[Start]
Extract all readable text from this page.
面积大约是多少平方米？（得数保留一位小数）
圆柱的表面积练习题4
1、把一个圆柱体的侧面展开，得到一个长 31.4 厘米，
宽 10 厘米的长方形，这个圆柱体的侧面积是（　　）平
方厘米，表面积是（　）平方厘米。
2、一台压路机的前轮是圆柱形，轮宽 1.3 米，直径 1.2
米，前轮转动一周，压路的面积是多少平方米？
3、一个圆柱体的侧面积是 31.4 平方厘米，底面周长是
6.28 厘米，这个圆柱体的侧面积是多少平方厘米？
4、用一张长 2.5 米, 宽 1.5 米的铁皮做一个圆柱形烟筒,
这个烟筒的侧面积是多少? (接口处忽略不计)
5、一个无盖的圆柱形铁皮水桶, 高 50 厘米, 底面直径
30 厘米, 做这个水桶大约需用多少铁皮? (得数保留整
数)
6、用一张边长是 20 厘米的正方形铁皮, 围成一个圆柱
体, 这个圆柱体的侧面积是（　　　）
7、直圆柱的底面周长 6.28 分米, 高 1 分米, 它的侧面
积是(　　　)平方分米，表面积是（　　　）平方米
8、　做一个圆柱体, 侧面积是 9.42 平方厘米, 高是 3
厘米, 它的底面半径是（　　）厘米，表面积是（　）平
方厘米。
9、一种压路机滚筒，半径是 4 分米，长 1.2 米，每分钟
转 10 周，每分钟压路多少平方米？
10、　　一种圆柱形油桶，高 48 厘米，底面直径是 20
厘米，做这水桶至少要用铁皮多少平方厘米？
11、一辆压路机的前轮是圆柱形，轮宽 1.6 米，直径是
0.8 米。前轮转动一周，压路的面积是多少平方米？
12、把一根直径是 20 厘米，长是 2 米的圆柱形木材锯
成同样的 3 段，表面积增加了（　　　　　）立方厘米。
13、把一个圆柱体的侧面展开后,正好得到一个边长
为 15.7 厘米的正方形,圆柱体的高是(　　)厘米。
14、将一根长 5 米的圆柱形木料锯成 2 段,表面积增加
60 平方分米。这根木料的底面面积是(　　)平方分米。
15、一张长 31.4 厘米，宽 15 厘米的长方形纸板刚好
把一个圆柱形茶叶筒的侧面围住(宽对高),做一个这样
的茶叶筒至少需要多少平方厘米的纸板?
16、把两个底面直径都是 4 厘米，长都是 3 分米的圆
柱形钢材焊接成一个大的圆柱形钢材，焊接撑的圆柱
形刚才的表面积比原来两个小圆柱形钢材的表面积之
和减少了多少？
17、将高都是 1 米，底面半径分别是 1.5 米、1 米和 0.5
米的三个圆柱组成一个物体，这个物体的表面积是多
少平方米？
[End]
Exercise brief -
Repeat the material in full, exactly as it stands.

Answer to the problem -
Extract all readable text from this page.
面积大约是多少平方米？（得数保留一位小数）
圆柱的表面积练习题4
1、把一个圆柱体的侧面展开，得到一个长 31.4 厘米，
宽 10 厘米的长方形，这个圆柱体的侧面积是（　　）平
方厘米，表面积是（　）平方厘米。
2、一台压路机的前轮是圆柱形，轮宽 1.3 米，直径 1.2
米，前轮转动一周，压路的面积是多少平方米？
3、一个圆柱体的侧面积是 31.4 平方厘米，底面周长是
6.28 厘米，这个圆柱体的侧面积是多少平方厘米？
4、用一张长 2.5 米, 宽 1.5 米的铁皮做一个圆柱形烟筒,
这个烟筒的侧面积是多少? (接口处忽略不计)
5、一个无盖的圆柱形铁皮水桶, 高 50 厘米, 底面直径
30 厘米, 做这个水桶大约需用多少铁皮? (得数保留整
数)
6、用一张边长是 20 厘米的正方形铁皮, 围成一个圆柱
体, 这个圆柱体的侧面积是（　　　）
7、直圆柱的底面周长 6.28 分米, 高 1 分米, 它的侧面
积是(　　　)平方分米，表面积是（　　　）平方米
8、　做一个圆柱体, 侧面积是 9.42 平方厘米, 高是 3
厘米, 它的底面半径是（　　）厘米，表面积是（　）平
方厘米。
9、一种压路机滚筒，半径是 4 分米，长 1.2 米，每分钟
转 10 周，每分钟压路多少平方米？
10、　　一种圆柱形油桶，高 48 厘米，底面直径是 20
厘米，做这水桶至少要用铁皮多少平方厘米？
11、一辆压路机的前轮是圆柱形，轮宽 1.6 米，直径是
0.8 米。前轮转动一周，压路的面积是多少平方米？
12、把一根直径是 20 厘米，长是 2 米的圆柱形木材锯
成同样的 3 段，表面积增加了（　　　　　）立方厘米。
13、把一个圆柱体的侧面展开后,正好得到一个边长
为 15.7 厘米的正方形,圆柱体的高是(　　)厘米。
14、将一根长 5 米的圆柱形木料锯成 2 段,表面积增加
60 平方分米。这根木料的底面面积是(　　)平方分米。
15、一张长 31.4 厘米，宽 15 厘米的长方形纸板刚好
把一个圆柱形茶叶筒的侧面围住(宽对高),做一个这样
的茶叶筒至少需要多少平方厘米的纸板?
16、把两个底面直径都是 4 厘米，长都是 3 分米的圆
柱形钢材焊接成一个大的圆柱形钢材，焊接撑的圆柱
形刚才的表面积比原来两个小圆柱形钢材的表面积之
和减少了多少？
17、将高都是 1 米，底面半径分别是 1.5 米、1 米和 0.5
米的三个圆柱组成一个物体，这个物体的表面积是多
少平方米？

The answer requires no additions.